>> Start SUPPLIED DATA

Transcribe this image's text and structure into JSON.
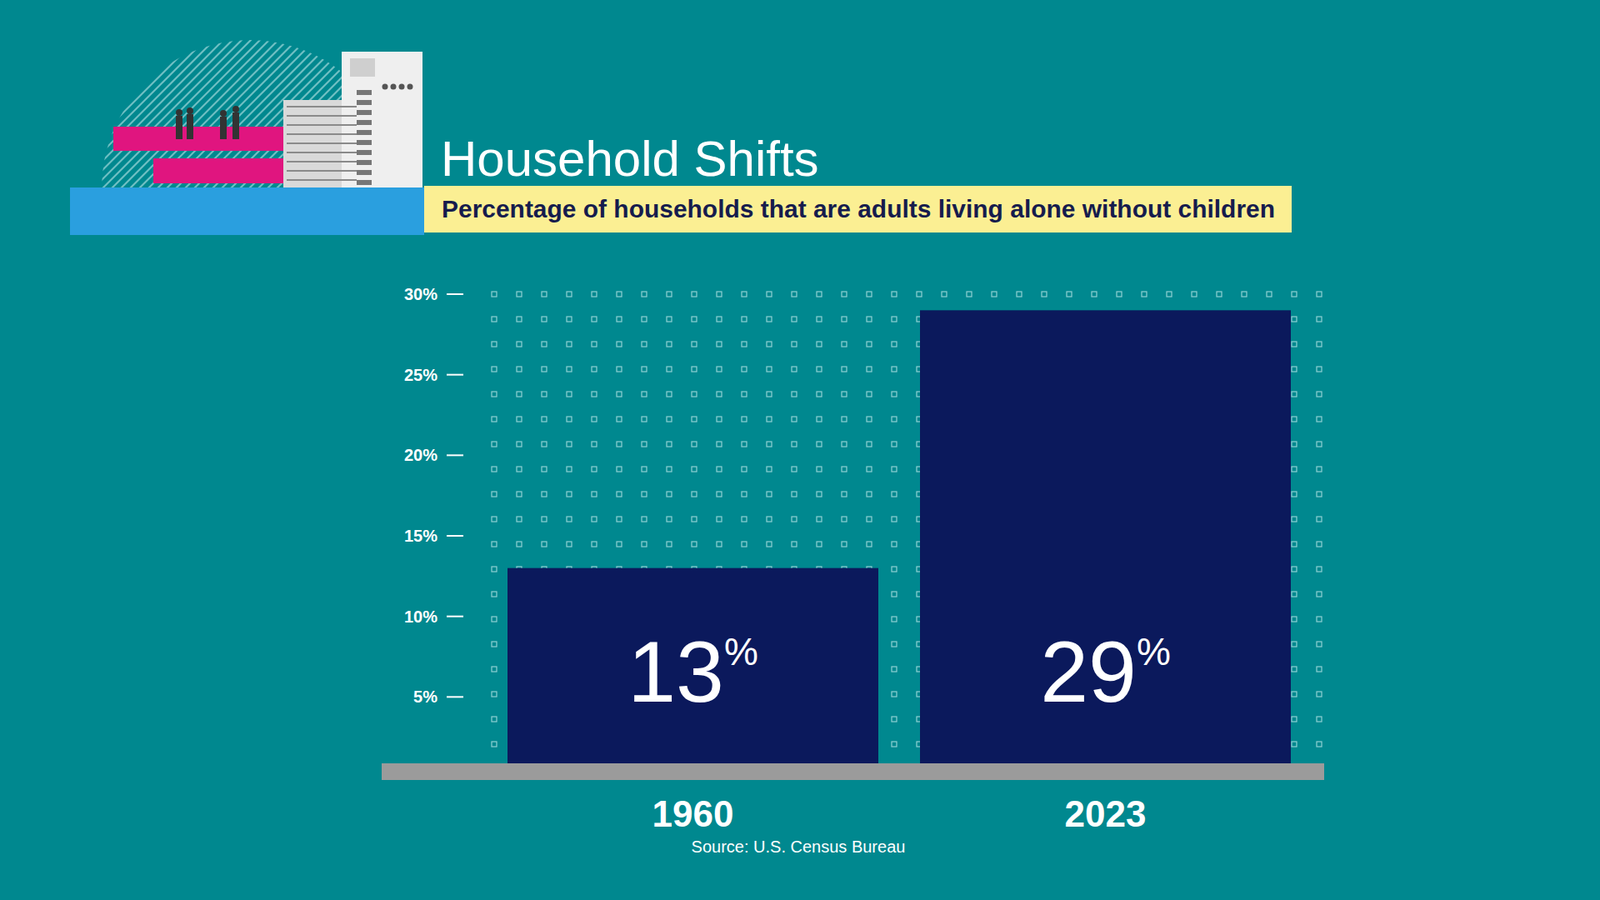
{
  "chart_data": {
    "type": "bar",
    "title": "Household Shifts",
    "subtitle": "Percentage of households that are adults living alone without children",
    "categories": [
      "1960",
      "2023"
    ],
    "values": [
      13,
      29
    ],
    "value_labels": [
      "13%",
      "29%"
    ],
    "color": "#0b195c",
    "ylim": [
      0,
      30
    ],
    "yticks": [
      {
        "value": 5,
        "label": "5%"
      },
      {
        "value": 10,
        "label": "10%"
      },
      {
        "value": 15,
        "label": "15%"
      },
      {
        "value": 20,
        "label": "20%"
      },
      {
        "value": 25,
        "label": "25%"
      },
      {
        "value": 30,
        "label": "30%"
      }
    ],
    "grid": true,
    "data_labels": true,
    "source": "Source: U.S. Census Bureau"
  }
}
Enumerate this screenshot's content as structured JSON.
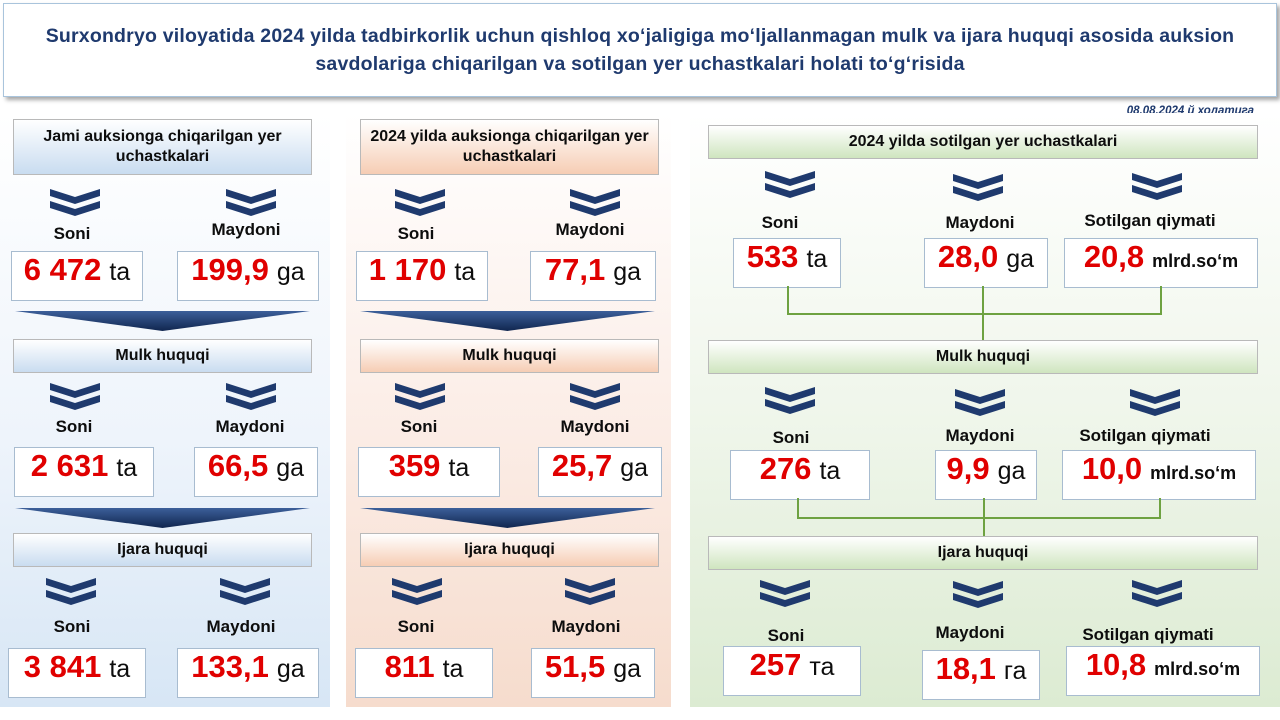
{
  "title": "Surxondryo viloyatida 2024 yilda tadbirkorlik uchun qishloq xo‘jaligiga mo‘ljallanmagan mulk va ijara huquqi asosida auksion savdolariga chiqarilgan va sotilgan yer uchastkalari holati to‘g‘risida",
  "date": "08.08.2024 й холатига",
  "labels": {
    "soni": "Soni",
    "maydoni": "Maydoni",
    "sotilgan_qiymati": "Sotilgan qiymati",
    "mulk": "Mulk huquqi",
    "ijara": "Ijara huquqi"
  },
  "units": {
    "ta": "ta",
    "ga": "ga",
    "ta_cyr": "та",
    "ga_cyr": "га",
    "mlrd": "mlrd.so‘m"
  },
  "colors": {
    "blue": "#c9dcf0",
    "orange": "#f6cdb4",
    "green": "#cfe5bf",
    "value_red": "#e00000",
    "chevron": "#1f3a6e"
  },
  "panel1": {
    "header": "Jami auksionga chiqarilgan yer uchastkalari",
    "total": {
      "soni": "6 472",
      "maydoni": "199,9"
    },
    "mulk": {
      "soni": "2 631",
      "maydoni": "66,5"
    },
    "ijara": {
      "soni": "3 841",
      "maydoni": "133,1"
    }
  },
  "panel2": {
    "header": "2024 yilda auksionga chiqarilgan yer uchastkalari",
    "total": {
      "soni": "1 170",
      "maydoni": "77,1"
    },
    "mulk": {
      "soni": "359",
      "maydoni": "25,7"
    },
    "ijara": {
      "soni": "811",
      "maydoni": "51,5"
    }
  },
  "panel3": {
    "header": "2024 yilda sotilgan yer uchastkalari",
    "total": {
      "soni": "533",
      "maydoni": "28,0",
      "qiymati": "20,8"
    },
    "mulk": {
      "soni": "276",
      "maydoni": "9,9",
      "qiymati": "10,0"
    },
    "ijara": {
      "soni": "257",
      "maydoni": "18,1",
      "qiymati": "10,8"
    }
  },
  "icons": {
    "chevron": "double-chevron-down-icon",
    "arrow": "down-arrow-banner-icon"
  }
}
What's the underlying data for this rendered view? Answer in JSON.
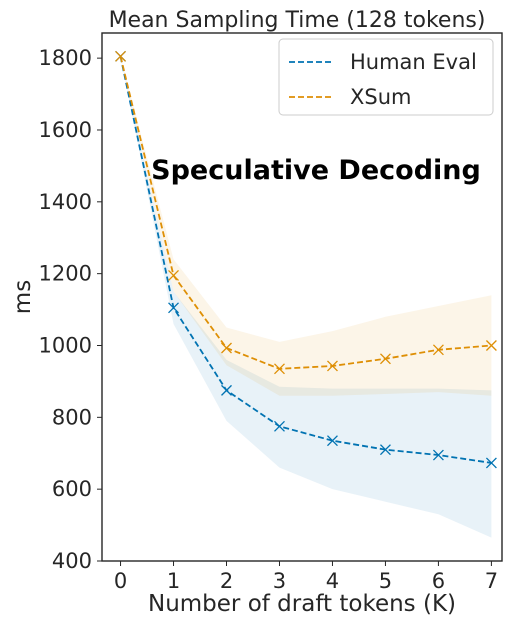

>> End SUPPLIED DATA

▸ **EXERCISE BRIEF**
Search the lines for "this". Copy each line that has it.

▸ **SOLVED PROBLEM**
Transcribe this image's text and structure into JSON.
Enumerate this screenshot's content as structured JSON.
What's the underlying data for this rendered view? Answer in JSON.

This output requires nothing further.